▶ **Task brief**
Go through the material below and copy each line where the word "Persephin" appears.
━━ Supplied records ━━
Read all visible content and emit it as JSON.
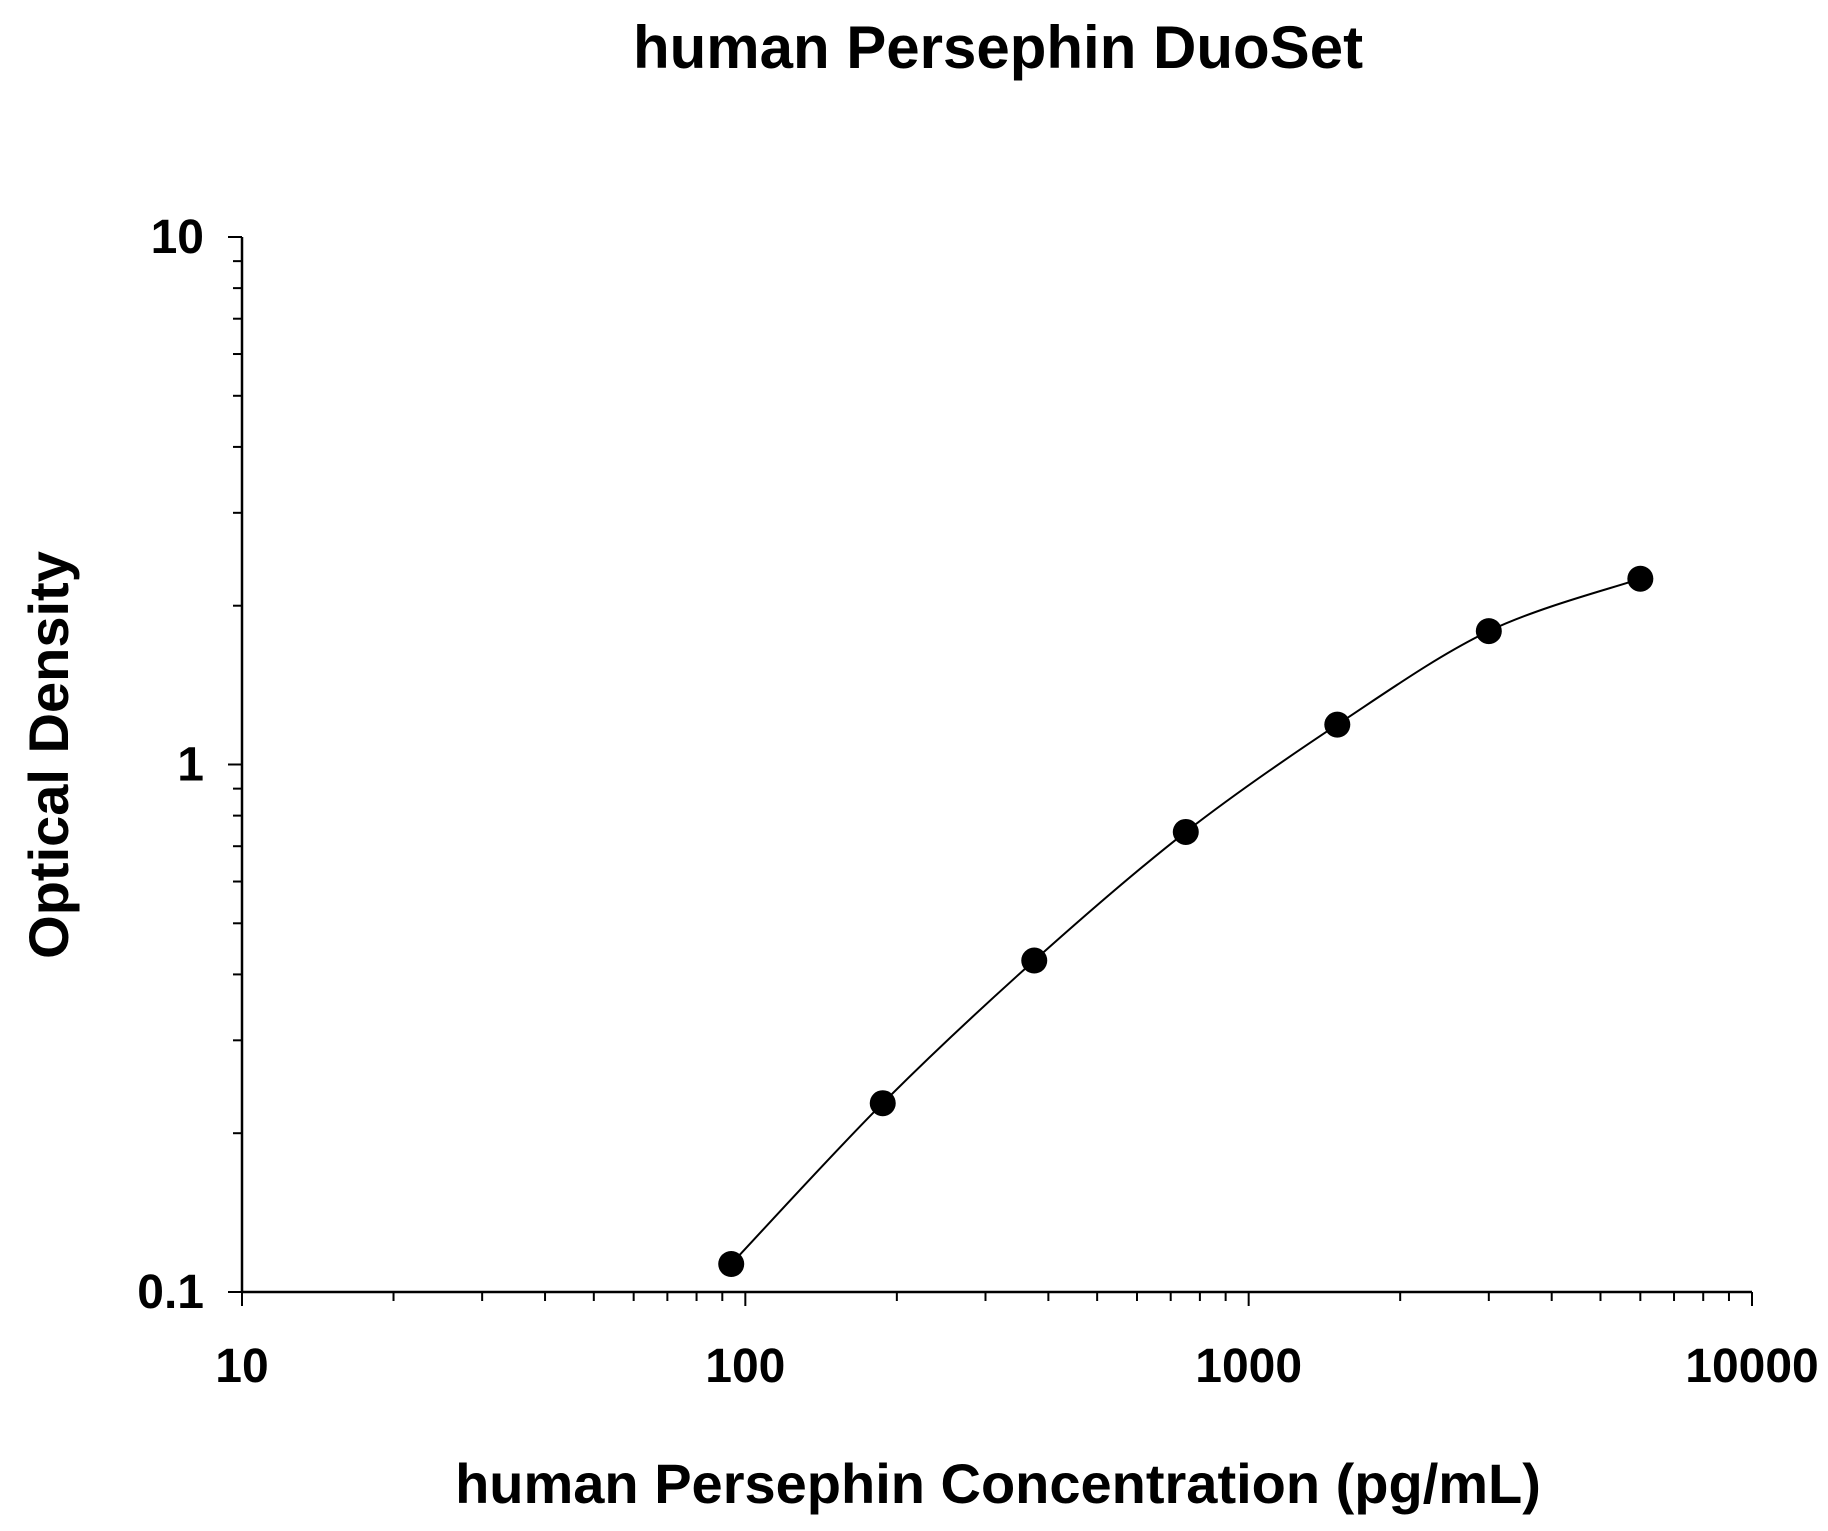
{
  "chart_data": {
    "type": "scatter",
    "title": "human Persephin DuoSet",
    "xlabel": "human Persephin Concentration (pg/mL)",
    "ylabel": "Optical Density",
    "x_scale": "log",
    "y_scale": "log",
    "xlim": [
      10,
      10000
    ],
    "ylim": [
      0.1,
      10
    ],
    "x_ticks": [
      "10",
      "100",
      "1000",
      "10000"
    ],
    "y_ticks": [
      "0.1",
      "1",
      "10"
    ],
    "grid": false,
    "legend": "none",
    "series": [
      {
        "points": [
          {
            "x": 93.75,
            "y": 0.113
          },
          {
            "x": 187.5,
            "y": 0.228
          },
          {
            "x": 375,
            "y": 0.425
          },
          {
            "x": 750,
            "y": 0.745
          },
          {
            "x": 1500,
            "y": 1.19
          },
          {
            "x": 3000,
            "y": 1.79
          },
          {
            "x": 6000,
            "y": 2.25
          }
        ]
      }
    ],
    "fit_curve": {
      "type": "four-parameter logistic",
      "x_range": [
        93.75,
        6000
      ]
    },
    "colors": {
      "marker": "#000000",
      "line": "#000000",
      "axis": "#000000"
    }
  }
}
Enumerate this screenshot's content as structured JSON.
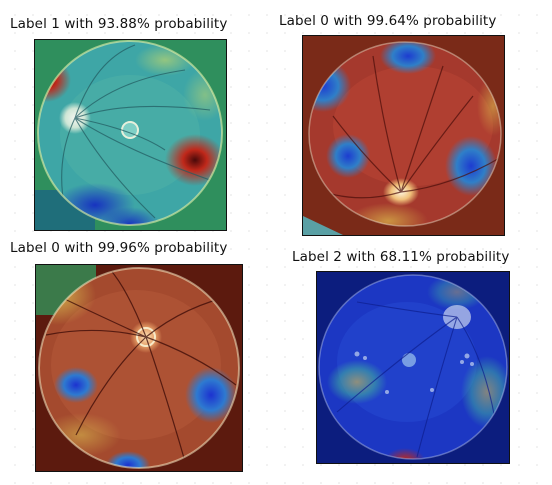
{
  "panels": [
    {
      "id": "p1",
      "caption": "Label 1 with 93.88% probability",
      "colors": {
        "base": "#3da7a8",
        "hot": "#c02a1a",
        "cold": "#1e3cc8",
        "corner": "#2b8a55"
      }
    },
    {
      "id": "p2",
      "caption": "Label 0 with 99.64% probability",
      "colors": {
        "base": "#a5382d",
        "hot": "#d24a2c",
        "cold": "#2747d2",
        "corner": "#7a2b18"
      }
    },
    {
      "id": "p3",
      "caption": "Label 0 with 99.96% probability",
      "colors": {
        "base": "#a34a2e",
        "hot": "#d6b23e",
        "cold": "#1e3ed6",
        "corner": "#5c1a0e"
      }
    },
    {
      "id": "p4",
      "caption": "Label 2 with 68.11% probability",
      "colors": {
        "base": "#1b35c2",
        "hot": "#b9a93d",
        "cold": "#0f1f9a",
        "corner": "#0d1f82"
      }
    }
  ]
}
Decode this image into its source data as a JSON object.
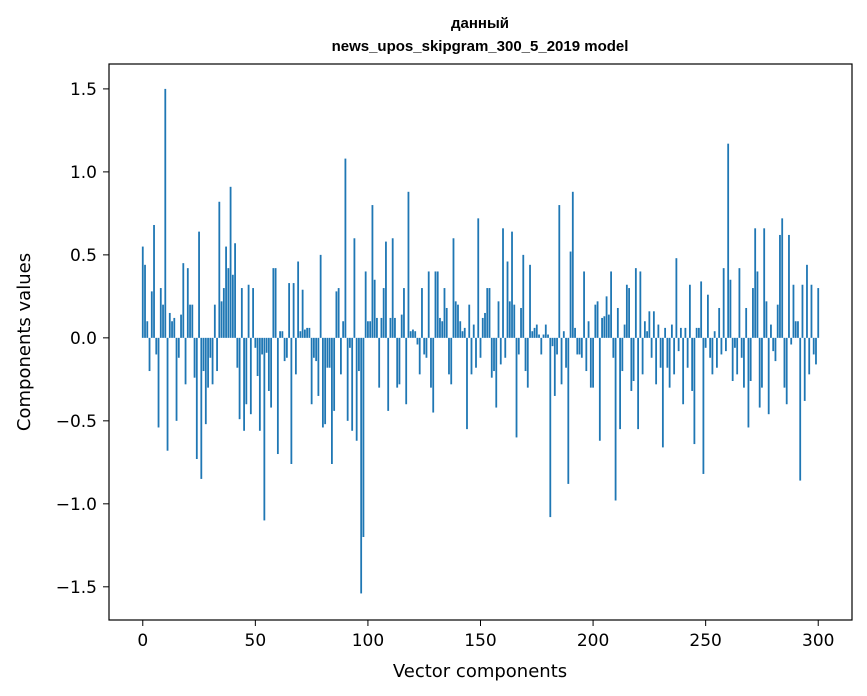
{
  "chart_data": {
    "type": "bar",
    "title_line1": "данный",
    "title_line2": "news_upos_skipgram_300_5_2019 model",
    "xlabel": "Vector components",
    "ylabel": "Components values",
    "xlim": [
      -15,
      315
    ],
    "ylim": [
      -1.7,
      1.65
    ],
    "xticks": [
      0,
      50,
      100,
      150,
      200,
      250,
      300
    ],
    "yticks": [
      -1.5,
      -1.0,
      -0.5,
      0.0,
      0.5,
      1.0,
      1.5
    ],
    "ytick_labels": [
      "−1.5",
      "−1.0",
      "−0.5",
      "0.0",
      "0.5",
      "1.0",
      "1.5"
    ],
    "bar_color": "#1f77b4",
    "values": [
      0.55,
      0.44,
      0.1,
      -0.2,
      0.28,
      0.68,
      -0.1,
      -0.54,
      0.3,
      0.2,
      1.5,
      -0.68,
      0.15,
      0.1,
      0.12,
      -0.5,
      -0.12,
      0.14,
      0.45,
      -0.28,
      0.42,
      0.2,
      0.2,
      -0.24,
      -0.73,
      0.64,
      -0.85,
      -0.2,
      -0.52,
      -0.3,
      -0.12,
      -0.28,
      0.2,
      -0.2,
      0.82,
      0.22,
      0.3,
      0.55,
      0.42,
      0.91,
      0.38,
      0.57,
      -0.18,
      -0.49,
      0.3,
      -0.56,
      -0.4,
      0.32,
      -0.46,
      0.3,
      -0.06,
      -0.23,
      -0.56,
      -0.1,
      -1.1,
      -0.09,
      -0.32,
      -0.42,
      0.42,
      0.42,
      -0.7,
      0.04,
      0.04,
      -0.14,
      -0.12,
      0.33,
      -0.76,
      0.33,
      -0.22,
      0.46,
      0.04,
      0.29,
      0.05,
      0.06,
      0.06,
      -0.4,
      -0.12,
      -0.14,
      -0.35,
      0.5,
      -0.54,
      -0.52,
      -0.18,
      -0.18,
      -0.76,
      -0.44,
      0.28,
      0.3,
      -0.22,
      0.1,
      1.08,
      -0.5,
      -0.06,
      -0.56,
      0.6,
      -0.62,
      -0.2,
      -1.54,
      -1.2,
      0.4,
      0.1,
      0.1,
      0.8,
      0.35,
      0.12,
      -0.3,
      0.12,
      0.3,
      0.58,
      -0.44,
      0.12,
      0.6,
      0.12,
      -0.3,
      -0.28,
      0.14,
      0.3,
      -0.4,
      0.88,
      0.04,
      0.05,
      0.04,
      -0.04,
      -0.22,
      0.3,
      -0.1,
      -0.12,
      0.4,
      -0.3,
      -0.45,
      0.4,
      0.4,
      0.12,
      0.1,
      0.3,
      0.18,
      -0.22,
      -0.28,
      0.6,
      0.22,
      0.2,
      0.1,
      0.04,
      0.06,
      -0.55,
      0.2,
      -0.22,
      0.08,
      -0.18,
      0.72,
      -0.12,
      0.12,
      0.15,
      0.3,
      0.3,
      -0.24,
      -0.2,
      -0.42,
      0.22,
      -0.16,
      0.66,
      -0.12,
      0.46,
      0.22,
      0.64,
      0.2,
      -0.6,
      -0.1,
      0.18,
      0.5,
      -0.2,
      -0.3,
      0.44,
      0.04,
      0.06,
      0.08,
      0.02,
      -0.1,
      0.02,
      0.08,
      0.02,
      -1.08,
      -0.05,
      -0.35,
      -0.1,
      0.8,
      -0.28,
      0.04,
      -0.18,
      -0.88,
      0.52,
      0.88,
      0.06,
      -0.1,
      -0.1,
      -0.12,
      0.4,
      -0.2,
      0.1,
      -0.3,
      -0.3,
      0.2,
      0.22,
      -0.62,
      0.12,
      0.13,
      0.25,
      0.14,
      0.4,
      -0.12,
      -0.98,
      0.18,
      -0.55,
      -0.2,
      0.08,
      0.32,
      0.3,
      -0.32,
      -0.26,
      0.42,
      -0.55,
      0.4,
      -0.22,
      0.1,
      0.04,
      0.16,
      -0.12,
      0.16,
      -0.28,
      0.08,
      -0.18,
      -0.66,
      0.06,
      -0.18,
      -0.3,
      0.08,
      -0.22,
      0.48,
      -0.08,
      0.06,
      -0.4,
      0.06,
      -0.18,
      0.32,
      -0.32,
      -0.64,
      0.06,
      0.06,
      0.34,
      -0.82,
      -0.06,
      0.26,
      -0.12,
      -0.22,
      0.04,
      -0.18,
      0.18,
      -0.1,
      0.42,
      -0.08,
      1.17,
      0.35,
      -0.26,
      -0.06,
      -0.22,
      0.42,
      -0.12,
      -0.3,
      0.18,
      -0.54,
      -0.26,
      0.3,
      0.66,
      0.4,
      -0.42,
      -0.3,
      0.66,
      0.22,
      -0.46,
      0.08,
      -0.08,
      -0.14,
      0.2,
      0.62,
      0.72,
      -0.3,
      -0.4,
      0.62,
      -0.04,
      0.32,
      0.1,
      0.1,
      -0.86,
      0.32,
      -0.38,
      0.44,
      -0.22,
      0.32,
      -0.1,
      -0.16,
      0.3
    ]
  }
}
━━━
▶ **Written answer**
    "title": "human Persephin DuoSet",
    "xlabel": "human Persephin Concentration (pg/mL)",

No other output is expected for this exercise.